Written instruction: Look through the listing and locate every line containing the word "heading"; copy those lines.

--- Start ---

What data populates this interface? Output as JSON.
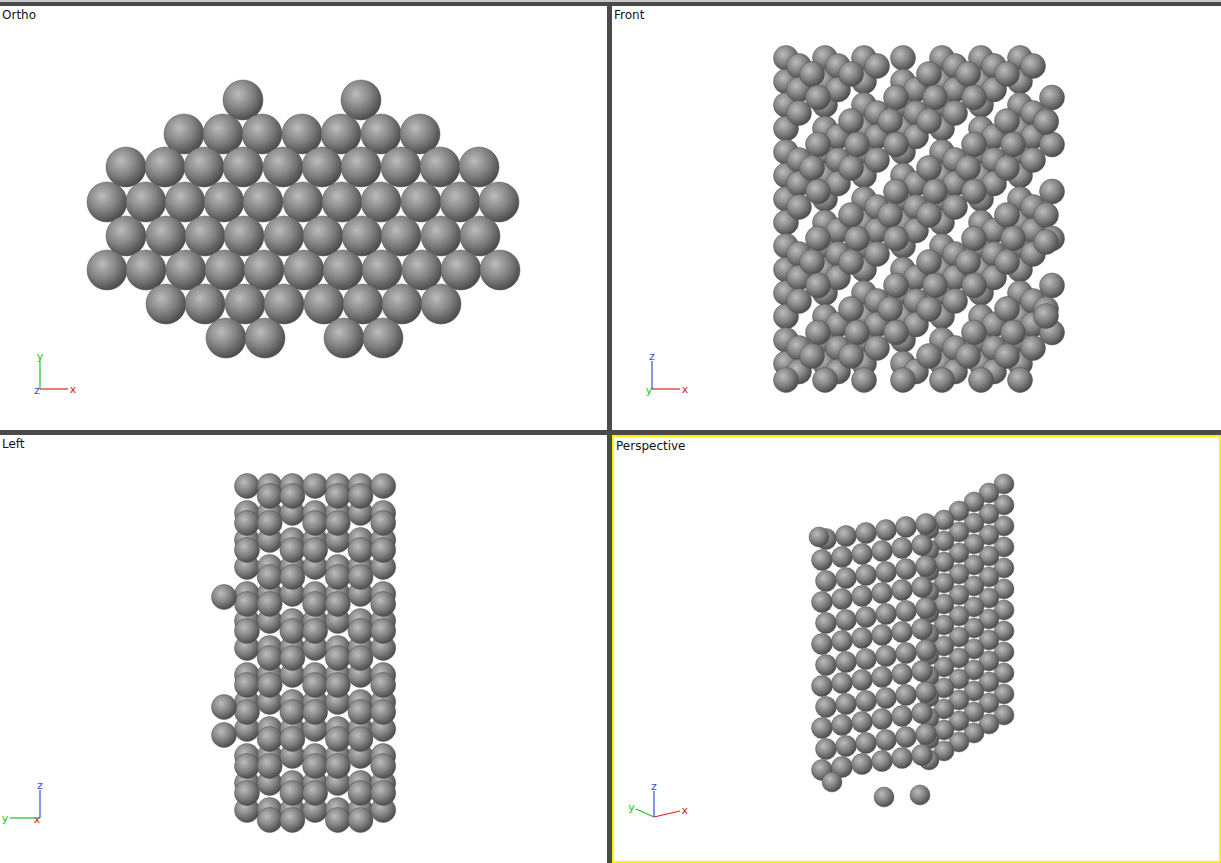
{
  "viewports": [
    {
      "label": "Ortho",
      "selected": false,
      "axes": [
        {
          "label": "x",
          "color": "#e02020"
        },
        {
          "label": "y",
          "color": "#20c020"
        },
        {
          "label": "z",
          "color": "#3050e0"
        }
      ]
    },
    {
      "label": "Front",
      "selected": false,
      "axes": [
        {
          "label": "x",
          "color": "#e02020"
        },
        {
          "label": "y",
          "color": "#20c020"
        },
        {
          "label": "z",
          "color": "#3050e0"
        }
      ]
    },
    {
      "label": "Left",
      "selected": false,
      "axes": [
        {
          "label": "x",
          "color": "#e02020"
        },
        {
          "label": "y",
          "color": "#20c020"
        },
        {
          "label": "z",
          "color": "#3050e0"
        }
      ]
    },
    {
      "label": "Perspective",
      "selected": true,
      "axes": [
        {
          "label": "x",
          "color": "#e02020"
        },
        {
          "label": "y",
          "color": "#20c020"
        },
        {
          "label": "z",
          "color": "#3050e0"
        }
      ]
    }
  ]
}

--- End ---
--- Start ---

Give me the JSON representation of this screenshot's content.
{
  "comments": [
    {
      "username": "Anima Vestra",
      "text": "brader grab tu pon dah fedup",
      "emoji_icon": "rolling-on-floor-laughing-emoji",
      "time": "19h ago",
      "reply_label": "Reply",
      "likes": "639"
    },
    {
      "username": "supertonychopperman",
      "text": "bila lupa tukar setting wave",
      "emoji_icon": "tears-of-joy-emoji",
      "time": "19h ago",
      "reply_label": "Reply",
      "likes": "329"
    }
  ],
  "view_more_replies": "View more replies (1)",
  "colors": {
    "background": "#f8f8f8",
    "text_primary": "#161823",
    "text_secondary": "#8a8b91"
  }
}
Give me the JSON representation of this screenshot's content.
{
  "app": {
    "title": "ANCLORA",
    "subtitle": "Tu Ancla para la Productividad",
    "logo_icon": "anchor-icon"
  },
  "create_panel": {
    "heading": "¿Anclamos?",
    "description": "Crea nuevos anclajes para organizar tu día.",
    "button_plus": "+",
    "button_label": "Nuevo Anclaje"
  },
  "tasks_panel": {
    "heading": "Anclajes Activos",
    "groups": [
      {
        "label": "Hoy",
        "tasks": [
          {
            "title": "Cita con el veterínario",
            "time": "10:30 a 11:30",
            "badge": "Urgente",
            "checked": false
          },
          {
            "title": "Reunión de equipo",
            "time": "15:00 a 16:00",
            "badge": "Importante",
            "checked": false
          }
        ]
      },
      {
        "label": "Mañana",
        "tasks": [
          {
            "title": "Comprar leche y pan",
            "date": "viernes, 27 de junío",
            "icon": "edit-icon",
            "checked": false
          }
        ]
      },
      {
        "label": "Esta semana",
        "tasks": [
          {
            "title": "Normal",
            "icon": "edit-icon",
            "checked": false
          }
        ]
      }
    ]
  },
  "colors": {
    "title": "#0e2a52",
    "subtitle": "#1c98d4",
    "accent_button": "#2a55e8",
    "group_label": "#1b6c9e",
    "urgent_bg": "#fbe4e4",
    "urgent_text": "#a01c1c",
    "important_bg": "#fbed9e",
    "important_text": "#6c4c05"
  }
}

--- End ---

Answer below:
    "heading": "¿Anclamos?",
    "heading": "Anclajes Activos",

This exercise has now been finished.